__LISTED ENTRIES__:
※

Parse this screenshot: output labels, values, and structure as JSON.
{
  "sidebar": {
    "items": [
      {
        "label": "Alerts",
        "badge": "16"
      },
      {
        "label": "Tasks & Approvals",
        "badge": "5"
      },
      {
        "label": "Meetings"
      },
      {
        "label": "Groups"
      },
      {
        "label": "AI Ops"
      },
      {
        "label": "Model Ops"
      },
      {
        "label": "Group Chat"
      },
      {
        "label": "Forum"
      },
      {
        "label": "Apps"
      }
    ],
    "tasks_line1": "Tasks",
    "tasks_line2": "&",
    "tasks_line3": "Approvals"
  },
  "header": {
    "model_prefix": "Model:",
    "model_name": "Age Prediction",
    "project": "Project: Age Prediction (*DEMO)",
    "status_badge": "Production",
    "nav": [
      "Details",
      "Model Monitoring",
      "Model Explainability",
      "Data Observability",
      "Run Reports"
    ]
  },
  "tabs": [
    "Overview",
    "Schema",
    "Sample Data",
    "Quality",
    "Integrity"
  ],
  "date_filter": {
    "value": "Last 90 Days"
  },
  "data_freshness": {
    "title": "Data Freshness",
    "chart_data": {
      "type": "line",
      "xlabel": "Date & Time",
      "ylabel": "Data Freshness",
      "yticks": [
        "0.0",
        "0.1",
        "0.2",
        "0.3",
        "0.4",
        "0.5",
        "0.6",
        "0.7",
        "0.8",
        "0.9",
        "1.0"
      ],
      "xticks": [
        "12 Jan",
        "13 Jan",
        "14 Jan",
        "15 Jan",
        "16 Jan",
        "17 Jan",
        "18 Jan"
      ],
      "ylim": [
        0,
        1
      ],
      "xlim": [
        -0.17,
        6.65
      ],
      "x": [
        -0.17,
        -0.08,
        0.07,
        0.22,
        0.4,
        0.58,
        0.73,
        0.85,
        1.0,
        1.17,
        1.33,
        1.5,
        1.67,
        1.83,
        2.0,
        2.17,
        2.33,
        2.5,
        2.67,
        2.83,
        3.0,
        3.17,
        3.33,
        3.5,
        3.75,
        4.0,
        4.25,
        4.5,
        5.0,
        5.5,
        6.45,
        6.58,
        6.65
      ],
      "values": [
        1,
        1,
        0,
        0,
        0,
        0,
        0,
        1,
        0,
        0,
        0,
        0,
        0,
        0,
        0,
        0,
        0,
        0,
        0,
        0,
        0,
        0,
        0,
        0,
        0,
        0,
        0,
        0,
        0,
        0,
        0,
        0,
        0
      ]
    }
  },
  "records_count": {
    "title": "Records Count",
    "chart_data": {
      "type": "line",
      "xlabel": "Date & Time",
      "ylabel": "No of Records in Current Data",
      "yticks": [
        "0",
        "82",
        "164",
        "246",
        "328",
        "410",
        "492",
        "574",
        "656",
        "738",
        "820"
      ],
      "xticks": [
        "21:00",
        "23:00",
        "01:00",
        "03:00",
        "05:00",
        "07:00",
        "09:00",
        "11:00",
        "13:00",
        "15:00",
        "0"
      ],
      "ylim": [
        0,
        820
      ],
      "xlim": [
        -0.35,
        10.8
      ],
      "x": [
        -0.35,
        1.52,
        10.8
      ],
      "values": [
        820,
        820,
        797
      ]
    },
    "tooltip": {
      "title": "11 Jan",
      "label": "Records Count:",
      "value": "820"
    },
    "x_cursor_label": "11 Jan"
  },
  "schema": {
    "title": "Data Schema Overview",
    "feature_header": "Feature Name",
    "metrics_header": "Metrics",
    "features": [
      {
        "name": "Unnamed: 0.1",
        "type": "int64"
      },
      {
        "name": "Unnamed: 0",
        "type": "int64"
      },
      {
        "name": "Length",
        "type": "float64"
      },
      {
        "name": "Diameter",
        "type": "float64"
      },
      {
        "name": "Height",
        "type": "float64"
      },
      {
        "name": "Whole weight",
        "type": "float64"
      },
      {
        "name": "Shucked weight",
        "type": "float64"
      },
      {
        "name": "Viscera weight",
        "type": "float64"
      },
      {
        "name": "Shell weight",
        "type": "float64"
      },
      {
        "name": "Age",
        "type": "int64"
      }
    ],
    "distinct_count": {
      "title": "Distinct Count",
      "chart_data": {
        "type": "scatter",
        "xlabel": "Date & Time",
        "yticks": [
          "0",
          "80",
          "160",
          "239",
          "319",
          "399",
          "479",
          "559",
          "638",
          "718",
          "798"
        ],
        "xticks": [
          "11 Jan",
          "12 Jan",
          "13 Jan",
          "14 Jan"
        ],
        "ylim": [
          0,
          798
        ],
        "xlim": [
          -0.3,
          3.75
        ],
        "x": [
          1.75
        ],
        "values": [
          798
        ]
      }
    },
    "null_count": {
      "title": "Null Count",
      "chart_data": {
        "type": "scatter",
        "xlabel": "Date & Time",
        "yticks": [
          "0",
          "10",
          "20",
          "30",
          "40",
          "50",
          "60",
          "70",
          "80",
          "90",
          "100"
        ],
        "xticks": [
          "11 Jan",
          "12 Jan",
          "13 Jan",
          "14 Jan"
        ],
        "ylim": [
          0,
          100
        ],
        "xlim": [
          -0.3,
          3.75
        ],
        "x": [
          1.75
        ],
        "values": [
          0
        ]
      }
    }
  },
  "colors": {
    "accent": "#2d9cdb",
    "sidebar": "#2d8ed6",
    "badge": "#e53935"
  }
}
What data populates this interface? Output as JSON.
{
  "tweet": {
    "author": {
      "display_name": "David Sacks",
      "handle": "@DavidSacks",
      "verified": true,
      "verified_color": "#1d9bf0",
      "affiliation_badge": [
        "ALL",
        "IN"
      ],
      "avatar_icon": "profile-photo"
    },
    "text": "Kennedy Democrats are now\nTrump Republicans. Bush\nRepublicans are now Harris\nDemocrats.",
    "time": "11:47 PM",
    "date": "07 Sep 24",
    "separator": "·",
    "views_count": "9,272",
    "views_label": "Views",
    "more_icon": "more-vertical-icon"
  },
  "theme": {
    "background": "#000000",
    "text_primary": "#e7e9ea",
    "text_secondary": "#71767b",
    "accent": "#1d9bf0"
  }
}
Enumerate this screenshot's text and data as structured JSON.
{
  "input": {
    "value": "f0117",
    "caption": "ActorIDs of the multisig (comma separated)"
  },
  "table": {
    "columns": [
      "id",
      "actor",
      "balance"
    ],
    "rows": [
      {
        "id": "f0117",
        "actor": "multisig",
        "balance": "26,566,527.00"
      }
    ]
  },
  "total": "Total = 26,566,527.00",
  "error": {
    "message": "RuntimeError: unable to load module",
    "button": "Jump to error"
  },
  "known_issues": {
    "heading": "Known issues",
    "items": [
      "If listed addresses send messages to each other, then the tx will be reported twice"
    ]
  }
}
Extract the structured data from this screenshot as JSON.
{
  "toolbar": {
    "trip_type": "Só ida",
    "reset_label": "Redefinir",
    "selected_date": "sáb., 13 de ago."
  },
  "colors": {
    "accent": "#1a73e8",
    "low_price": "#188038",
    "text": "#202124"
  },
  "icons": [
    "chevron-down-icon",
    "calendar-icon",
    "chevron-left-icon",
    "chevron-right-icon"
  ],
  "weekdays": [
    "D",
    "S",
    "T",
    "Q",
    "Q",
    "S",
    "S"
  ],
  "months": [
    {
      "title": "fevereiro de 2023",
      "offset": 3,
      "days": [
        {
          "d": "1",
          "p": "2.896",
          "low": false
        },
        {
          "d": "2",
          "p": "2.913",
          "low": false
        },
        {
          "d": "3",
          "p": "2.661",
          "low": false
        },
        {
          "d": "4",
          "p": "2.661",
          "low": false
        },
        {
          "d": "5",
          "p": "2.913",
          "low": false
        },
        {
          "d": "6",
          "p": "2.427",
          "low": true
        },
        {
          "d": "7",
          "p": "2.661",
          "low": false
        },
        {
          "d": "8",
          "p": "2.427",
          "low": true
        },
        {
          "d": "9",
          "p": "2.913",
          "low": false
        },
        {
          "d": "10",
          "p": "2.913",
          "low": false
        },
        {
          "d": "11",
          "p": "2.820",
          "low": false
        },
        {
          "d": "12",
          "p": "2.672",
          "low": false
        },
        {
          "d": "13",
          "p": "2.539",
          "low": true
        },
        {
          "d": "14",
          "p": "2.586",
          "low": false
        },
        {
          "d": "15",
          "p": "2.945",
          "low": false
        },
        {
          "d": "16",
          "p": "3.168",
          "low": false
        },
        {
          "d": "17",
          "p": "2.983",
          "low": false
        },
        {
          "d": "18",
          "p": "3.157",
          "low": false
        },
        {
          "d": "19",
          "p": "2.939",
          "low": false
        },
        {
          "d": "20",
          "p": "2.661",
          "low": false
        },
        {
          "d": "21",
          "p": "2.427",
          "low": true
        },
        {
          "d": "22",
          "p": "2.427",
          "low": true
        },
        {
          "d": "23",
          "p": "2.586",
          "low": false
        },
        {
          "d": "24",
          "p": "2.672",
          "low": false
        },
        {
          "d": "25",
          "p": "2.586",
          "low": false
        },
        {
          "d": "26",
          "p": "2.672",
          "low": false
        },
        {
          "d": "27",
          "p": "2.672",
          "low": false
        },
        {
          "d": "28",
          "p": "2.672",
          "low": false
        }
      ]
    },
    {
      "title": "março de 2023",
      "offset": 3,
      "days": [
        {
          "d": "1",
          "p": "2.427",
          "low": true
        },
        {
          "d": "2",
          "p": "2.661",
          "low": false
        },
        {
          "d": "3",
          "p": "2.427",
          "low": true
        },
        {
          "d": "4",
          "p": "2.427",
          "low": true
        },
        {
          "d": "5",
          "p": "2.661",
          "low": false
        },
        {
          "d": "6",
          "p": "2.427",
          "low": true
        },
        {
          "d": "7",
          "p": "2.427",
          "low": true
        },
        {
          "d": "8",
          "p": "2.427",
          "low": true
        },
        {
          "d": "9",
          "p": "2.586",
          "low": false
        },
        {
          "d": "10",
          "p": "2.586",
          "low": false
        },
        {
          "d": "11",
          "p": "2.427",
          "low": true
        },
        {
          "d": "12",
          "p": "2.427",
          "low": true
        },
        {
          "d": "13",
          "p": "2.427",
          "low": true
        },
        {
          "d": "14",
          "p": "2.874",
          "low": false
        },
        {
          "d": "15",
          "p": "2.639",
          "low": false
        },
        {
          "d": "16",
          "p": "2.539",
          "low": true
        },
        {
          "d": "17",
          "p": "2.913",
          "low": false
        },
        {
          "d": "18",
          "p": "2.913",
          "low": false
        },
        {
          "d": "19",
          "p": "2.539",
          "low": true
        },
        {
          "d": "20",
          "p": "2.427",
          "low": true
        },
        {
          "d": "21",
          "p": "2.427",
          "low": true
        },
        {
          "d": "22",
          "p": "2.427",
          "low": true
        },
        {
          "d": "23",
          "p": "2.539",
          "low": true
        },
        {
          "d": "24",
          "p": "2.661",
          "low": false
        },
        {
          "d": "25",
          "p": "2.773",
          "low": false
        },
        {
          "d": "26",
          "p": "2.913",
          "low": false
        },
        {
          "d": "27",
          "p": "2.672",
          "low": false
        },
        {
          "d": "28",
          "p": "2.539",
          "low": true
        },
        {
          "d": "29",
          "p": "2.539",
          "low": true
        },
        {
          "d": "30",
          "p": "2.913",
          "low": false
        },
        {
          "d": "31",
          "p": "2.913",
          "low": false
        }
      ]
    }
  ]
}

※

Look through the entries above for the word "ylabel". Copy every line where it shows up.

      "ylabel": "Data Freshness",
      "ylabel": "No of Records in Current Data",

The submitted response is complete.